Provided records =
---*---

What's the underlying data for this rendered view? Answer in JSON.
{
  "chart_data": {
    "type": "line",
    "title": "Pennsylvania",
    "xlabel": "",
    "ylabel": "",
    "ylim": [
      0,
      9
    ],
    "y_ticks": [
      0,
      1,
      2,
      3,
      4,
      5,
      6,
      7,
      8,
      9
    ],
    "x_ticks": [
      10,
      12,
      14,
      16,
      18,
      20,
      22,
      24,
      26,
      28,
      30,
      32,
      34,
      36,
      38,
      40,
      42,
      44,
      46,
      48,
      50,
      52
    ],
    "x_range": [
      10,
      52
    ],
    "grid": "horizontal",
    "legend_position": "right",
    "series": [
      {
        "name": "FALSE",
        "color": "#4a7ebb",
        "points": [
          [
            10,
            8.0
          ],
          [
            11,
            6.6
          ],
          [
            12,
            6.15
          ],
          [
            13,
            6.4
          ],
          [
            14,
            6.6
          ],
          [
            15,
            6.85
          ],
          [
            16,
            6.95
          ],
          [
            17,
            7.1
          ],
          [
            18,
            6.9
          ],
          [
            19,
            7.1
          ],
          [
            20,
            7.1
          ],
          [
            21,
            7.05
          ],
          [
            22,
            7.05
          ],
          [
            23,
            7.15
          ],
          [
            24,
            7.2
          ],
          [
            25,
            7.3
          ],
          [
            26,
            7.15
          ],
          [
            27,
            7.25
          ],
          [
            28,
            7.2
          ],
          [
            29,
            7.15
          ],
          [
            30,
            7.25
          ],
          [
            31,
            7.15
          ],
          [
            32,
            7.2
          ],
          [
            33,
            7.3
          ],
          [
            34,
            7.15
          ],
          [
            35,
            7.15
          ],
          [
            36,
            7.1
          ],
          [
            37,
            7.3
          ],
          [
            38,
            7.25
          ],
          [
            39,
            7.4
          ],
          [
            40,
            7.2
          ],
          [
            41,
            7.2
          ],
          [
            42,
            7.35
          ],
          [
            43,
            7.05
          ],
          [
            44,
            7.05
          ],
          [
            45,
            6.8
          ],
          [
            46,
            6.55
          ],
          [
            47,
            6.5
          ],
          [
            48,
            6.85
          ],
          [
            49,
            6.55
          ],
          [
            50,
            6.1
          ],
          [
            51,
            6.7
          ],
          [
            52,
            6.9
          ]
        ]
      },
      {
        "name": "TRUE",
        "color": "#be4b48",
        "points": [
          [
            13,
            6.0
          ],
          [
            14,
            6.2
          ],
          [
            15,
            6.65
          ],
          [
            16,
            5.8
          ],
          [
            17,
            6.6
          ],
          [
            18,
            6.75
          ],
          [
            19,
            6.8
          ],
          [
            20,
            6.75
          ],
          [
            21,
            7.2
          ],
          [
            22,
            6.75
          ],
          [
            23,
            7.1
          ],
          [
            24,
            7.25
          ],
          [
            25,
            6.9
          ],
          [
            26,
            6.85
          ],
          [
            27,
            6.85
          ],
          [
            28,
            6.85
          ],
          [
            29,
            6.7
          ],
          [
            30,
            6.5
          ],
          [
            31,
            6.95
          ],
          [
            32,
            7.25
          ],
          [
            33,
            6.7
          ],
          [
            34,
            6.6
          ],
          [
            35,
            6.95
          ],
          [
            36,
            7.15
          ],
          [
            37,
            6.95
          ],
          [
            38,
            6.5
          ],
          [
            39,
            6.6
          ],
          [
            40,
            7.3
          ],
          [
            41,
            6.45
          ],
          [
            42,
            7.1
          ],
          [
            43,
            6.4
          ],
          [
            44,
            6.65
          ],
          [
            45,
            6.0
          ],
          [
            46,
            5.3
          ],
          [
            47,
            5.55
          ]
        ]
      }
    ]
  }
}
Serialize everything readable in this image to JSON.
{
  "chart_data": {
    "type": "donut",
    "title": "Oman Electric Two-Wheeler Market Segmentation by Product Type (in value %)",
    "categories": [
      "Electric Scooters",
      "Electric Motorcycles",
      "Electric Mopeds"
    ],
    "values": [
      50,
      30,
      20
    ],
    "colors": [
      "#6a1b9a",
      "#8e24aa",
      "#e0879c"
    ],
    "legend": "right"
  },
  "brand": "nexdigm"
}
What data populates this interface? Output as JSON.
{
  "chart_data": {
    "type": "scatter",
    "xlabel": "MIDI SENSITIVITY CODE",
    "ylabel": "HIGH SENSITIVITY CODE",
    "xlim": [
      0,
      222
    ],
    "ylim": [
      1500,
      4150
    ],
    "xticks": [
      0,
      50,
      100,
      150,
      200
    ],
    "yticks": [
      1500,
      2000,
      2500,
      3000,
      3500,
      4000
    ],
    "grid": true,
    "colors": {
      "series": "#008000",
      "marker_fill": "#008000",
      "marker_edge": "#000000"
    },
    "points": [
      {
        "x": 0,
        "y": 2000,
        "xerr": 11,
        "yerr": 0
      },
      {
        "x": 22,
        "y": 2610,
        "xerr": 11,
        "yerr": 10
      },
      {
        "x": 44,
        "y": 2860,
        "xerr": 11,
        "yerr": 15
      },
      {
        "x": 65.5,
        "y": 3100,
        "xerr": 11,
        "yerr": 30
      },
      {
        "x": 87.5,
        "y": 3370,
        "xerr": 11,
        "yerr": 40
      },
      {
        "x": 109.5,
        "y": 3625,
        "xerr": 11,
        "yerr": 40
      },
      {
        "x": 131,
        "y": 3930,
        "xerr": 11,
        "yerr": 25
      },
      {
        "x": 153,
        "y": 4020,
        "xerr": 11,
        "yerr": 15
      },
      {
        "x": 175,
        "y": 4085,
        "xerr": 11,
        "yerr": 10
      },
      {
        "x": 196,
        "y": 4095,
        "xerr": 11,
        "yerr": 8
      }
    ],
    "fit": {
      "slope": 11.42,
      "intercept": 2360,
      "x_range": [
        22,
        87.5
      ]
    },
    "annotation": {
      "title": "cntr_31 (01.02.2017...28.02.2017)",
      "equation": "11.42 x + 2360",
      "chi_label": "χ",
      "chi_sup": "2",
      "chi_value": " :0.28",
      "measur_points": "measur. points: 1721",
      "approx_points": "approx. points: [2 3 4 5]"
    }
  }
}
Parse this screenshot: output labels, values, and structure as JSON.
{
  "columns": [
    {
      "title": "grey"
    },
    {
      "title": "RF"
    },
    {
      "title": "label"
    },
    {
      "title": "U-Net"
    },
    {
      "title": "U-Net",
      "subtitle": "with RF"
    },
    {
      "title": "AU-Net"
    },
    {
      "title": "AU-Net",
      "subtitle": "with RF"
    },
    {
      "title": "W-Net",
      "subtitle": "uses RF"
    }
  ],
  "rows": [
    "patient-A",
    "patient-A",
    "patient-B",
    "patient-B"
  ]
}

---*---

Requirement =
Each record above should be returned exactly as it appears.

Output =
What's the underlying data for this rendered view? Answer in JSON.
{
  "chart_data": {
    "type": "line",
    "title": "Pennsylvania",
    "xlabel": "",
    "ylabel": "",
    "ylim": [
      0,
      9
    ],
    "y_ticks": [
      0,
      1,
      2,
      3,
      4,
      5,
      6,
      7,
      8,
      9
    ],
    "x_ticks": [
      10,
      12,
      14,
      16,
      18,
      20,
      22,
      24,
      26,
      28,
      30,
      32,
      34,
      36,
      38,
      40,
      42,
      44,
      46,
      48,
      50,
      52
    ],
    "x_range": [
      10,
      52
    ],
    "grid": "horizontal",
    "legend_position": "right",
    "series": [
      {
        "name": "FALSE",
        "color": "#4a7ebb",
        "points": [
          [
            10,
            8.0
          ],
          [
            11,
            6.6
          ],
          [
            12,
            6.15
          ],
          [
            13,
            6.4
          ],
          [
            14,
            6.6
          ],
          [
            15,
            6.85
          ],
          [
            16,
            6.95
          ],
          [
            17,
            7.1
          ],
          [
            18,
            6.9
          ],
          [
            19,
            7.1
          ],
          [
            20,
            7.1
          ],
          [
            21,
            7.05
          ],
          [
            22,
            7.05
          ],
          [
            23,
            7.15
          ],
          [
            24,
            7.2
          ],
          [
            25,
            7.3
          ],
          [
            26,
            7.15
          ],
          [
            27,
            7.25
          ],
          [
            28,
            7.2
          ],
          [
            29,
            7.15
          ],
          [
            30,
            7.25
          ],
          [
            31,
            7.15
          ],
          [
            32,
            7.2
          ],
          [
            33,
            7.3
          ],
          [
            34,
            7.15
          ],
          [
            35,
            7.15
          ],
          [
            36,
            7.1
          ],
          [
            37,
            7.3
          ],
          [
            38,
            7.25
          ],
          [
            39,
            7.4
          ],
          [
            40,
            7.2
          ],
          [
            41,
            7.2
          ],
          [
            42,
            7.35
          ],
          [
            43,
            7.05
          ],
          [
            44,
            7.05
          ],
          [
            45,
            6.8
          ],
          [
            46,
            6.55
          ],
          [
            47,
            6.5
          ],
          [
            48,
            6.85
          ],
          [
            49,
            6.55
          ],
          [
            50,
            6.1
          ],
          [
            51,
            6.7
          ],
          [
            52,
            6.9
          ]
        ]
      },
      {
        "name": "TRUE",
        "color": "#be4b48",
        "points": [
          [
            13,
            6.0
          ],
          [
            14,
            6.2
          ],
          [
            15,
            6.65
          ],
          [
            16,
            5.8
          ],
          [
            17,
            6.6
          ],
          [
            18,
            6.75
          ],
          [
            19,
            6.8
          ],
          [
            20,
            6.75
          ],
          [
            21,
            7.2
          ],
          [
            22,
            6.75
          ],
          [
            23,
            7.1
          ],
          [
            24,
            7.25
          ],
          [
            25,
            6.9
          ],
          [
            26,
            6.85
          ],
          [
            27,
            6.85
          ],
          [
            28,
            6.85
          ],
          [
            29,
            6.7
          ],
          [
            30,
            6.5
          ],
          [
            31,
            6.95
          ],
          [
            32,
            7.25
          ],
          [
            33,
            6.7
          ],
          [
            34,
            6.6
          ],
          [
            35,
            6.95
          ],
          [
            36,
            7.15
          ],
          [
            37,
            6.95
          ],
          [
            38,
            6.5
          ],
          [
            39,
            6.6
          ],
          [
            40,
            7.3
          ],
          [
            41,
            6.45
          ],
          [
            42,
            7.1
          ],
          [
            43,
            6.4
          ],
          [
            44,
            6.65
          ],
          [
            45,
            6.0
          ],
          [
            46,
            5.3
          ],
          [
            47,
            5.55
          ]
        ]
      }
    ]
  }
}
Serialize everything readable in this image to JSON.
{
  "chart_data": {
    "type": "donut",
    "title": "Oman Electric Two-Wheeler Market Segmentation by Product Type (in value %)",
    "categories": [
      "Electric Scooters",
      "Electric Motorcycles",
      "Electric Mopeds"
    ],
    "values": [
      50,
      30,
      20
    ],
    "colors": [
      "#6a1b9a",
      "#8e24aa",
      "#e0879c"
    ],
    "legend": "right"
  },
  "brand": "nexdigm"
}
What data populates this interface? Output as JSON.
{
  "chart_data": {
    "type": "scatter",
    "xlabel": "MIDI SENSITIVITY CODE",
    "ylabel": "HIGH SENSITIVITY CODE",
    "xlim": [
      0,
      222
    ],
    "ylim": [
      1500,
      4150
    ],
    "xticks": [
      0,
      50,
      100,
      150,
      200
    ],
    "yticks": [
      1500,
      2000,
      2500,
      3000,
      3500,
      4000
    ],
    "grid": true,
    "colors": {
      "series": "#008000",
      "marker_fill": "#008000",
      "marker_edge": "#000000"
    },
    "points": [
      {
        "x": 0,
        "y": 2000,
        "xerr": 11,
        "yerr": 0
      },
      {
        "x": 22,
        "y": 2610,
        "xerr": 11,
        "yerr": 10
      },
      {
        "x": 44,
        "y": 2860,
        "xerr": 11,
        "yerr": 15
      },
      {
        "x": 65.5,
        "y": 3100,
        "xerr": 11,
        "yerr": 30
      },
      {
        "x": 87.5,
        "y": 3370,
        "xerr": 11,
        "yerr": 40
      },
      {
        "x": 109.5,
        "y": 3625,
        "xerr": 11,
        "yerr": 40
      },
      {
        "x": 131,
        "y": 3930,
        "xerr": 11,
        "yerr": 25
      },
      {
        "x": 153,
        "y": 4020,
        "xerr": 11,
        "yerr": 15
      },
      {
        "x": 175,
        "y": 4085,
        "xerr": 11,
        "yerr": 10
      },
      {
        "x": 196,
        "y": 4095,
        "xerr": 11,
        "yerr": 8
      }
    ],
    "fit": {
      "slope": 11.42,
      "intercept": 2360,
      "x_range": [
        22,
        87.5
      ]
    },
    "annotation": {
      "title": "cntr_31 (01.02.2017...28.02.2017)",
      "equation": "11.42 x + 2360",
      "chi_label": "χ",
      "chi_sup": "2",
      "chi_value": " :0.28",
      "measur_points": "measur. points: 1721",
      "approx_points": "approx. points: [2 3 4 5]"
    }
  }
}
Parse this screenshot: output labels, values, and structure as JSON.
{
  "columns": [
    {
      "title": "grey"
    },
    {
      "title": "RF"
    },
    {
      "title": "label"
    },
    {
      "title": "U-Net"
    },
    {
      "title": "U-Net",
      "subtitle": "with RF"
    },
    {
      "title": "AU-Net"
    },
    {
      "title": "AU-Net",
      "subtitle": "with RF"
    },
    {
      "title": "W-Net",
      "subtitle": "uses RF"
    }
  ],
  "rows": [
    "patient-A",
    "patient-A",
    "patient-B",
    "patient-B"
  ]
}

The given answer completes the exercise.